__Items__:

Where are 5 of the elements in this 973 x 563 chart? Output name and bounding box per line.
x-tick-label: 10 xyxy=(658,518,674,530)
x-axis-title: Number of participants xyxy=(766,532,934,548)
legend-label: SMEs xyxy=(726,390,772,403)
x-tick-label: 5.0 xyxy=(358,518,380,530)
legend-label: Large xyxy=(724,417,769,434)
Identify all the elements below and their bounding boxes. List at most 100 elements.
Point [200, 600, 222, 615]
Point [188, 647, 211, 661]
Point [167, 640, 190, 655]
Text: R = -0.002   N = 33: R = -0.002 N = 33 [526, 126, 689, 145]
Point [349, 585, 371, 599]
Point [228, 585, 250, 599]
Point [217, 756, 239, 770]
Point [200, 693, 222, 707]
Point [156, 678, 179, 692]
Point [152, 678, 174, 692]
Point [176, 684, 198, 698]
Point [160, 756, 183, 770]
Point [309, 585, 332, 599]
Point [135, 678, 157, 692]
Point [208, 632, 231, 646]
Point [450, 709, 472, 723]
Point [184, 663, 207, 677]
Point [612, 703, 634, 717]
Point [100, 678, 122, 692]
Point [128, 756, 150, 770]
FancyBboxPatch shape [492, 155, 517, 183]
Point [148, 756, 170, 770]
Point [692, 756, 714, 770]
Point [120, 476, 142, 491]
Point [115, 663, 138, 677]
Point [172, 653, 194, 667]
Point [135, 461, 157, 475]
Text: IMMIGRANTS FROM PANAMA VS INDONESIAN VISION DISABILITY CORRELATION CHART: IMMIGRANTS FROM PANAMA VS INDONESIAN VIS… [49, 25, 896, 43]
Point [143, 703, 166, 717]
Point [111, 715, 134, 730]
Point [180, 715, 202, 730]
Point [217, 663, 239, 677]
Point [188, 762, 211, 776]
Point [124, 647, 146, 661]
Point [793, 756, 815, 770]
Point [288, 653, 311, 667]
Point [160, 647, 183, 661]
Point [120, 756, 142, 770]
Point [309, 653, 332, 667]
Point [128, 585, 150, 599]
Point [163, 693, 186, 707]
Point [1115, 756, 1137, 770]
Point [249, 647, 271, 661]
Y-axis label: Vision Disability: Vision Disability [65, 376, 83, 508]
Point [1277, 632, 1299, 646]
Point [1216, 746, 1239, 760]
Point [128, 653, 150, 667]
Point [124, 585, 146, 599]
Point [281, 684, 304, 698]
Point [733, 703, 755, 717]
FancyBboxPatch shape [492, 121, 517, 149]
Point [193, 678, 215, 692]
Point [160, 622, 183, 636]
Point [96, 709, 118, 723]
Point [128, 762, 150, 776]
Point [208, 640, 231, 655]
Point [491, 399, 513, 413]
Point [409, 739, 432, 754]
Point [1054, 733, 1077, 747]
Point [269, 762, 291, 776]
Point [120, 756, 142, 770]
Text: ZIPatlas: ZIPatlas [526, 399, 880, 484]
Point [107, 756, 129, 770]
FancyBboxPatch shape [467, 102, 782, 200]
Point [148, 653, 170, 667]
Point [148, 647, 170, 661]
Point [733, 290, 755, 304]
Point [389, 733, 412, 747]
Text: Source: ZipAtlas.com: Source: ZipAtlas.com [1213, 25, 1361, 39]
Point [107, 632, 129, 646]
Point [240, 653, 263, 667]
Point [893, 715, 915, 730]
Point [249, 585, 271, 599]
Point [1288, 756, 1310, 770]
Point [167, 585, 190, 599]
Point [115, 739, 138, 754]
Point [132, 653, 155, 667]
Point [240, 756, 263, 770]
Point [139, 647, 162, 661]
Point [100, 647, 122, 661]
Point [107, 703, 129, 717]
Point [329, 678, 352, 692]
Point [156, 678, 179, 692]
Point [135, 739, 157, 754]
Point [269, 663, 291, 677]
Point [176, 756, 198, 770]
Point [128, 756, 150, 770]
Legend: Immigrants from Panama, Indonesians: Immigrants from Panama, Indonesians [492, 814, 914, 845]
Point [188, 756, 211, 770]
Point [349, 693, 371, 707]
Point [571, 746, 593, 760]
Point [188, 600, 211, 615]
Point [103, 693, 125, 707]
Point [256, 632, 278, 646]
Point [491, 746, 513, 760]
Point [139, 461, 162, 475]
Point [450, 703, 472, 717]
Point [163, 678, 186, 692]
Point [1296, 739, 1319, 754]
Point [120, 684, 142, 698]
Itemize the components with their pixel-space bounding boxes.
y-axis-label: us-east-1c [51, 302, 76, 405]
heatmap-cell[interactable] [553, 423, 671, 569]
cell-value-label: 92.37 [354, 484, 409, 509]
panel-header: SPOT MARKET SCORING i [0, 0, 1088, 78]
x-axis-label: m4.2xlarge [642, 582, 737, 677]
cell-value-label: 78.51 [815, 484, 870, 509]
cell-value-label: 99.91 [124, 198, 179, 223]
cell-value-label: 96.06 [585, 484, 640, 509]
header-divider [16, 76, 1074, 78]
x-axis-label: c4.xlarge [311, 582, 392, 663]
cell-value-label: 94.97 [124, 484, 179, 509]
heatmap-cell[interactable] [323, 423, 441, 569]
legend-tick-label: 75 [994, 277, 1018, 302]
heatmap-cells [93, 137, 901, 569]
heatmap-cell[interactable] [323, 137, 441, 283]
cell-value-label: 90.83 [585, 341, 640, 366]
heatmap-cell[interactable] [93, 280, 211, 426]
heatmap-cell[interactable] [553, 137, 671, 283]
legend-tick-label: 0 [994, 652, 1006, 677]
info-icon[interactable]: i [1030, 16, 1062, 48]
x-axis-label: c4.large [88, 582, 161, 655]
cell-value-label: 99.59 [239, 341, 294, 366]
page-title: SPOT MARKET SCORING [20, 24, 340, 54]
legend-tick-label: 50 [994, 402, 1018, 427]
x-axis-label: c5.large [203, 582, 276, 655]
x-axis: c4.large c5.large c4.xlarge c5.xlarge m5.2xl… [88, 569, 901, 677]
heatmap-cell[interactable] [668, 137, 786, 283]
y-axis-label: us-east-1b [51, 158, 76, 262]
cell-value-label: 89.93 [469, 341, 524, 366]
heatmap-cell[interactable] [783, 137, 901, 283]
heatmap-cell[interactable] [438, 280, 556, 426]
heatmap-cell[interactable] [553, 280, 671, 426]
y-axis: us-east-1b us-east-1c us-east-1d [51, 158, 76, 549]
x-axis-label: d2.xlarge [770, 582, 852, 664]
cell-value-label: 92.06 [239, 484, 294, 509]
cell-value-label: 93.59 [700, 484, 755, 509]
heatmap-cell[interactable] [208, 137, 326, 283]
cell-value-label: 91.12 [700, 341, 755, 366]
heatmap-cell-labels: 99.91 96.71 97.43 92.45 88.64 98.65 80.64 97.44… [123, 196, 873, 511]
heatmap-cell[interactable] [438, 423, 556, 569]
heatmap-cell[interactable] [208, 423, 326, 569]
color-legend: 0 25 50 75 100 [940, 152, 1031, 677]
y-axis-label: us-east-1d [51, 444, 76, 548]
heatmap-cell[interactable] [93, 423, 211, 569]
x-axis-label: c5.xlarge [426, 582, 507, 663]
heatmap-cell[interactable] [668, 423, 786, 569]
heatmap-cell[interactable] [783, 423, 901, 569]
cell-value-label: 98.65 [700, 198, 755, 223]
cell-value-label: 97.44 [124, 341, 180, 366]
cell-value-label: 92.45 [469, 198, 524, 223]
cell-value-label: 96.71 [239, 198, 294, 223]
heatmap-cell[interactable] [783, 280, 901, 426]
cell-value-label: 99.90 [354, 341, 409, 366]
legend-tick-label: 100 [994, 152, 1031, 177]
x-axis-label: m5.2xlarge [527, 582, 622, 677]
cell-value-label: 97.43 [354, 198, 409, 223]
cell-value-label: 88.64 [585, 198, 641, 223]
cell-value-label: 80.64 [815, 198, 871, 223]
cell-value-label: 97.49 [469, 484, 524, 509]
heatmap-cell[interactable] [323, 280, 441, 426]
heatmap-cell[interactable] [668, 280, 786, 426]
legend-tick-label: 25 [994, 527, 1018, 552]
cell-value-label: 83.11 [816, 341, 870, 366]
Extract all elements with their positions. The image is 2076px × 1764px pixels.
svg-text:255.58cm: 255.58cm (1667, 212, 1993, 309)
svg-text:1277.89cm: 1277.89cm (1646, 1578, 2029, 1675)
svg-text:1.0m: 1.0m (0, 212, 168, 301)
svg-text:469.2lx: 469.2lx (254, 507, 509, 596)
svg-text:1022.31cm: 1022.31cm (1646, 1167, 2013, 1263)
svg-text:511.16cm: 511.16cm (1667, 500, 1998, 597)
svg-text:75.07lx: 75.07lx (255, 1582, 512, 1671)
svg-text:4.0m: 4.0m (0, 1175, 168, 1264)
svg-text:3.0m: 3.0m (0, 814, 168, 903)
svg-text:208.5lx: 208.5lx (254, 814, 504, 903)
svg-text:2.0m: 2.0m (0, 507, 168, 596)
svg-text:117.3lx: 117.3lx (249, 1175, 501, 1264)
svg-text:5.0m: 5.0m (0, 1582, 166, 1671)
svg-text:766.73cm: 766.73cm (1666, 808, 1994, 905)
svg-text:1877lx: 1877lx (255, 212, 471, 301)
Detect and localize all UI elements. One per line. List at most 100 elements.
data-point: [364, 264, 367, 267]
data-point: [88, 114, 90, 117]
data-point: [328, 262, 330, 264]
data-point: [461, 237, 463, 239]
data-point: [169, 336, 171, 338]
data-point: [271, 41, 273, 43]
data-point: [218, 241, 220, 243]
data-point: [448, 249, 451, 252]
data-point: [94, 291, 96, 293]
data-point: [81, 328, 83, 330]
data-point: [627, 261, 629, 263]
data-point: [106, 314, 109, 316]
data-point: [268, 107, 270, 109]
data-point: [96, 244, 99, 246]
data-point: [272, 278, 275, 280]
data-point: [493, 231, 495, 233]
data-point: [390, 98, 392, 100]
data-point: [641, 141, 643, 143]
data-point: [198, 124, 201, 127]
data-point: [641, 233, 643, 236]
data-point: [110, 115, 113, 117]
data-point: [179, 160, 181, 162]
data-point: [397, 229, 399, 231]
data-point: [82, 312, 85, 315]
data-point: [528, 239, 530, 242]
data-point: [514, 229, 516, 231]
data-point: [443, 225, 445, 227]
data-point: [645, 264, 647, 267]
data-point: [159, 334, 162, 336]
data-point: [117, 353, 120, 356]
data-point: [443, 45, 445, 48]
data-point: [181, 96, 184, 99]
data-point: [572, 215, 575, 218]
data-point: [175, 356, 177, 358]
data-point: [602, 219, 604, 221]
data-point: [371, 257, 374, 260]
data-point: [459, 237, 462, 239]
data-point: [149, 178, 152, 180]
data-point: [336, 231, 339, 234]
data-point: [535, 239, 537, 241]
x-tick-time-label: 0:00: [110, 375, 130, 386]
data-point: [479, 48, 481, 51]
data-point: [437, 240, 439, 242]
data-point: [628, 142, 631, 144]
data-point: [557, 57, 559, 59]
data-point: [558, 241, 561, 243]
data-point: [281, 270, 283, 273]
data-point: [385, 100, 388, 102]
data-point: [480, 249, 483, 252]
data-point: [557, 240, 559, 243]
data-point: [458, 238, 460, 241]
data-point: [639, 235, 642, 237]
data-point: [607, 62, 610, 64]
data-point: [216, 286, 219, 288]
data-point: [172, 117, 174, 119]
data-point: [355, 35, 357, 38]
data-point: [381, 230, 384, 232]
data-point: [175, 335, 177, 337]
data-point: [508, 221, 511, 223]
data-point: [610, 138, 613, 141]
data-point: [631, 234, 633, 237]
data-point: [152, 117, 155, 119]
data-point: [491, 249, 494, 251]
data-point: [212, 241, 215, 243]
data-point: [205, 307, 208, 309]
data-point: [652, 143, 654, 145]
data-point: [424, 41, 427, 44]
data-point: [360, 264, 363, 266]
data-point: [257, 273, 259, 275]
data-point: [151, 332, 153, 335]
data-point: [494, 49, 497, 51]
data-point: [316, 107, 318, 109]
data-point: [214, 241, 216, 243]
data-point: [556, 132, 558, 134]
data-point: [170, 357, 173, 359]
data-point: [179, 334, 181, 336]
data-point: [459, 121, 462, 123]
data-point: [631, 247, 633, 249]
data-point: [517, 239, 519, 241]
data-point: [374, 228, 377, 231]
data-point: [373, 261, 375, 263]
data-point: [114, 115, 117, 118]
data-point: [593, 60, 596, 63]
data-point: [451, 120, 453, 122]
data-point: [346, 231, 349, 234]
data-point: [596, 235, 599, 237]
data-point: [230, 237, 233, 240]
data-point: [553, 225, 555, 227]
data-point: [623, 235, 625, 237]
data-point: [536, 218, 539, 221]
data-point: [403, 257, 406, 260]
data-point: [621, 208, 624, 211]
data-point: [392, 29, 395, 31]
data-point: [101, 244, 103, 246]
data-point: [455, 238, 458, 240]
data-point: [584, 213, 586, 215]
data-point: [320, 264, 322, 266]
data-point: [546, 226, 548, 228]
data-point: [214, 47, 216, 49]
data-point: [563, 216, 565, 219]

__Task goal__:
Reproduce verbatim the lines of the entries from the very first line through the line that contains "Point [309, 585, 332, 599]", both ends included.

__Exercise result__:
Where are 5 of the elements in this 973 x 563 chart? Output name and bounding box per line.
x-tick-label: 10 xyxy=(658,518,674,530)
x-axis-title: Number of participants xyxy=(766,532,934,548)
legend-label: SMEs xyxy=(726,390,772,403)
x-tick-label: 5.0 xyxy=(358,518,380,530)
legend-label: Large xyxy=(724,417,769,434)
Identify all the elements below and their bounding boxes. List at most 100 elements.
Point [200, 600, 222, 615]
Point [188, 647, 211, 661]
Point [167, 640, 190, 655]
Text: R = -0.002   N = 33: R = -0.002 N = 33 [526, 126, 689, 145]
Point [349, 585, 371, 599]
Point [228, 585, 250, 599]
Point [217, 756, 239, 770]
Point [200, 693, 222, 707]
Point [156, 678, 179, 692]
Point [152, 678, 174, 692]
Point [176, 684, 198, 698]
Point [160, 756, 183, 770]
Point [309, 585, 332, 599]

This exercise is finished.